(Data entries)

┄┄┄┄┄┄┄┄┄┄

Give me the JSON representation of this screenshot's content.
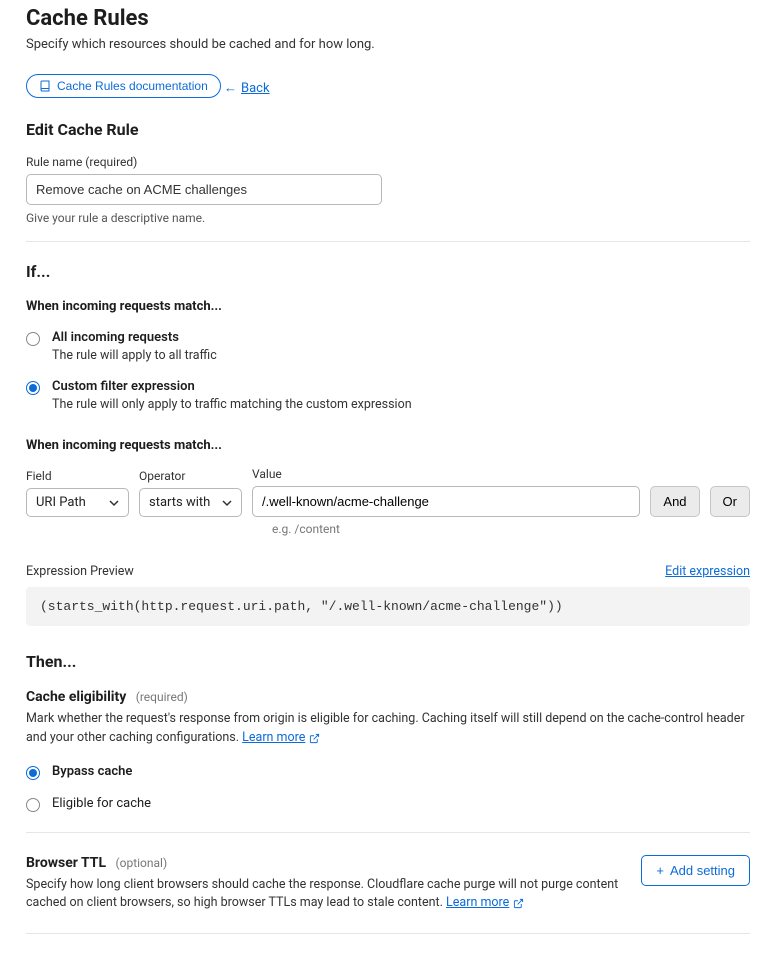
{
  "header": {
    "title": "Cache Rules",
    "subtitle": "Specify which resources should be cached and for how long.",
    "doc_button": "Cache Rules documentation",
    "back": "Back"
  },
  "edit": {
    "heading": "Edit Cache Rule",
    "rule_name_label": "Rule name (required)",
    "rule_name_value": "Remove cache on ACME challenges",
    "rule_name_helper": "Give your rule a descriptive name."
  },
  "if": {
    "heading": "If...",
    "match_heading": "When incoming requests match...",
    "radios": {
      "all": {
        "title": "All incoming requests",
        "desc": "The rule will apply to all traffic"
      },
      "custom": {
        "title": "Custom filter expression",
        "desc": "The rule will only apply to traffic matching the custom expression"
      }
    },
    "builder_heading": "When incoming requests match...",
    "cols": {
      "field": "Field",
      "operator": "Operator",
      "value": "Value"
    },
    "field_value": "URI Path",
    "operator_value": "starts with",
    "value_value": "/.well-known/acme-challenge",
    "value_hint": "e.g. /content",
    "and": "And",
    "or": "Or",
    "preview_label": "Expression Preview",
    "edit_expression": "Edit expression",
    "expression_code": "(starts_with(http.request.uri.path, \"/.well-known/acme-challenge\"))"
  },
  "then": {
    "heading": "Then...",
    "eligibility_title": "Cache eligibility",
    "required": "(required)",
    "eligibility_desc": "Mark whether the request's response from origin is eligible for caching. Caching itself will still depend on the cache-control header and your other caching configurations.",
    "learn_more": "Learn more",
    "bypass": "Bypass cache",
    "eligible": "Eligible for cache"
  },
  "ttl": {
    "title": "Browser TTL",
    "optional": "(optional)",
    "desc": "Specify how long client browsers should cache the response. Cloudflare cache purge will not purge content cached on client browsers, so high browser TTLs may lead to stale content.",
    "learn_more": "Learn more",
    "add_setting": "Add setting"
  }
}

┄┄┄┄┄┄┄┄┄┄

● **SET PROBLEM**
Search the lines for the word "should" and report how many contain it, by number only.

● **OUTPUT OF THE TASK**
2